Now the corrected example, renamed doctest_pass.py, runs with no errors. It produces no output, meaning that all tests pass:

% ./src/doctest_pass.py

Why is the >>> syntax correct? The Python Library Reference for doctest, How are Docstring Examples Recognized? should be the place to find the answer, but it isn’t terribly clear about this syntax.

Doctest scans through a docstring, looking for “Examples”. Where it sees the PS1 string >>>, it takes everything from there to the end of the line as an Example. It also appends any following lines which begin with the PS2 string ... to the Example (See: _EXAMPLE_RE in class doctest.DocTestParser, lines 584-595). It takes the subsequent lines, until the next blank line or line starting with the PS1 string, as the Wanted Output.

Doctest compiles each Example as a Python “interactive statement”, using the compile() built-in function in an exec statement (See: doctest.DocTestRunner.__run(), lines 1314-1315).

An “interactive statement” is a statement list ending with a newline, or a Compound Statement. A compound statement, e.g. an if or try statement, “in general, […spans] multiple lines, although in simple incarnations a whole compound statement may be contained in one line.” Here is a multi-line compound statement:

if 1 > 0:
    print(”As expected”)
    print(”Should not happen”)

A statement list is one or more simple statements on a single line, separated by semicolons.

from StringIO import StringIO
s = StringIO(); print("s is created")

So, the question’s doctest failed because it contained one Example with three simple statements, and no semicolon separators. Changing the PS2 strings to PS1 strings succeeds, because it turns the docstring into a sequence of three Examples, each with one simple statement. Although these three lines work together to set up one test of one piece of functionality, they are not a single test fixture. They are three tests, two of which set up state but do not really test the main functionality.

By the way, you can see the number of Examples which doctest recognises by using the -v flag. Note that it says, “3 tests in __main__.Dummy“. One might think of the three lines as one test unit, but doctest sees three Examples. The first two Examples have no expected output. When the Example executes and generates no output, that counts as a “pass”.

% ./src/doctest_pass.py -v
    from StringIO import StringIO
Expecting nothing
    s = StringIO()

◆ ◆ ◆ ◆

▶ [Directions]
1) Answer these questions from the passage on doctest above.
(a) What does the corrected example, doctest_pass.py, produce when it runs?
(b) In a statement list, what separates the simple statements?
(c) Which flag shows the number of Examples that doctest recognizes?
2) Write what follows in the passage on doctest, picking up after its last line.

(Dataset records)
◆ ◆ ◆ ◆

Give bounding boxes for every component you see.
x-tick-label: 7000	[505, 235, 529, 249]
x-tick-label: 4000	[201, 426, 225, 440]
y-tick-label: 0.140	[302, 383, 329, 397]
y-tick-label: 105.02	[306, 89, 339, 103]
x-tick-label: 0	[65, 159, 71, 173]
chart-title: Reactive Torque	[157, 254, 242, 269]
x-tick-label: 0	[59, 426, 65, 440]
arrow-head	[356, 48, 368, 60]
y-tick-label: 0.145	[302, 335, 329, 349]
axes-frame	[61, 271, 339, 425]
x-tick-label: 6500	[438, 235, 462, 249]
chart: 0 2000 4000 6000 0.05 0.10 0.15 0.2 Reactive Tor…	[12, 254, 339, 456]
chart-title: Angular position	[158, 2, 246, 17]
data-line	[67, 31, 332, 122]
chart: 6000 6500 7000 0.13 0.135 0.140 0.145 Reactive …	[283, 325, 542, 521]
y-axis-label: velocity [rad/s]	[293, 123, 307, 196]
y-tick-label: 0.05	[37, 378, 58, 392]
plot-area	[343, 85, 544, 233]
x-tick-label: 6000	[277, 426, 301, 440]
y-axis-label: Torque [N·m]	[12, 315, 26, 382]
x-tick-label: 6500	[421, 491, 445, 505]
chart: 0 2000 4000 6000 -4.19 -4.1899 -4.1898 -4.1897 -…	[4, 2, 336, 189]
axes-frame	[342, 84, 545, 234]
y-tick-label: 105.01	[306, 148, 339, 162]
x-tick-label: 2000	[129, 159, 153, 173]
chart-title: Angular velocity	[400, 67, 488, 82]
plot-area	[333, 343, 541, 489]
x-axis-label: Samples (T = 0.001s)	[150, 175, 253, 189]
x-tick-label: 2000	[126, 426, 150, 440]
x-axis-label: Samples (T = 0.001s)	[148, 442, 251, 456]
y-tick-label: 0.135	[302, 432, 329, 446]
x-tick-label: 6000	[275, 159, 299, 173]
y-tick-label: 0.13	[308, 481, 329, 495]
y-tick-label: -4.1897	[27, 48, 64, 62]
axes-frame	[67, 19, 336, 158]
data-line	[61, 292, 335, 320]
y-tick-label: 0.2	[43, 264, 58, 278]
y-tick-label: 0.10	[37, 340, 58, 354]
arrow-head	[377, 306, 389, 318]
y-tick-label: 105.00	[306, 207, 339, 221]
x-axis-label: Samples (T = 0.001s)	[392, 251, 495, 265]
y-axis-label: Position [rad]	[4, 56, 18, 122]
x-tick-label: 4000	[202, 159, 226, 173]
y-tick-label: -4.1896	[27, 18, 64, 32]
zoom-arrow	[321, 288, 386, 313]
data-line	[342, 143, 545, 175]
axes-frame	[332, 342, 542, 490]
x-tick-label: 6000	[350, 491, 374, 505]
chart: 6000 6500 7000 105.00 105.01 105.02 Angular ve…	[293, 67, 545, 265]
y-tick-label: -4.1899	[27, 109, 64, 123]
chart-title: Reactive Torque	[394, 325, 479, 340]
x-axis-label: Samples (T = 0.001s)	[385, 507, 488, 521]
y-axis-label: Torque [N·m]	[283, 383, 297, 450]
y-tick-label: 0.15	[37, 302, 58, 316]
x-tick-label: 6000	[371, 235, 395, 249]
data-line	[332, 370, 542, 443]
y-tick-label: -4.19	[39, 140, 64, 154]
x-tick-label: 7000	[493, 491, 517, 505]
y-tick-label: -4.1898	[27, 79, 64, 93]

◆ ◆ ◆ ◆

▶ [Answers]
1)
(a) It produces no output, meaning that all tests pass.
(b) Semicolons.
(c) The -v flag.

2)
Expecting nothing
    print(”s is created”)
    s is created
1 items had no tests:
1 items passed all tests:
    3 tests in __main__.Dummy
3 tests in 2 items.
3 passed and 0 failed.
Test passed.

Within a single docstring, the Examples are executed in sequence. State changes from each Example are preserved for the following Examples in the same docstring. Thus the import statement defines a module name, the s = assignment statement uses that module name and defines a variable name, and so on. The doctest documentation, What’s the Execution Context?, obliquely discloses this when it says, “examples can freely use … names defined earlier in the docstring being run.”

The preceding sentence in that section, “each time doctest finds a docstring to test, it uses a shallow copy of M’s globals, so that … one test in M can’t leave behind crumbs that accidentally allow another test to work”, is a bit misleading. It is true that one test in M can’t affect a test in a different docstring. However, within a single docstring, an earlier test will certainly leave behind crumbs, which might well affect later tests.

But there is an example doctest, in the Python Library Reference for doctest, How are Docstring Examples Recognized?, which uses ... syntax. Why doesn’t it use >>> syntax? Because that example consists of an if statement, which is a compound statement on multiple lines. As such, its second and subsequent lines are marked with the PS2 strings.  It’s unfortunate that this is the only example of a multi-line fixture in the documentation, because it can be misleading about when to use PS1 instead of PS2 strings.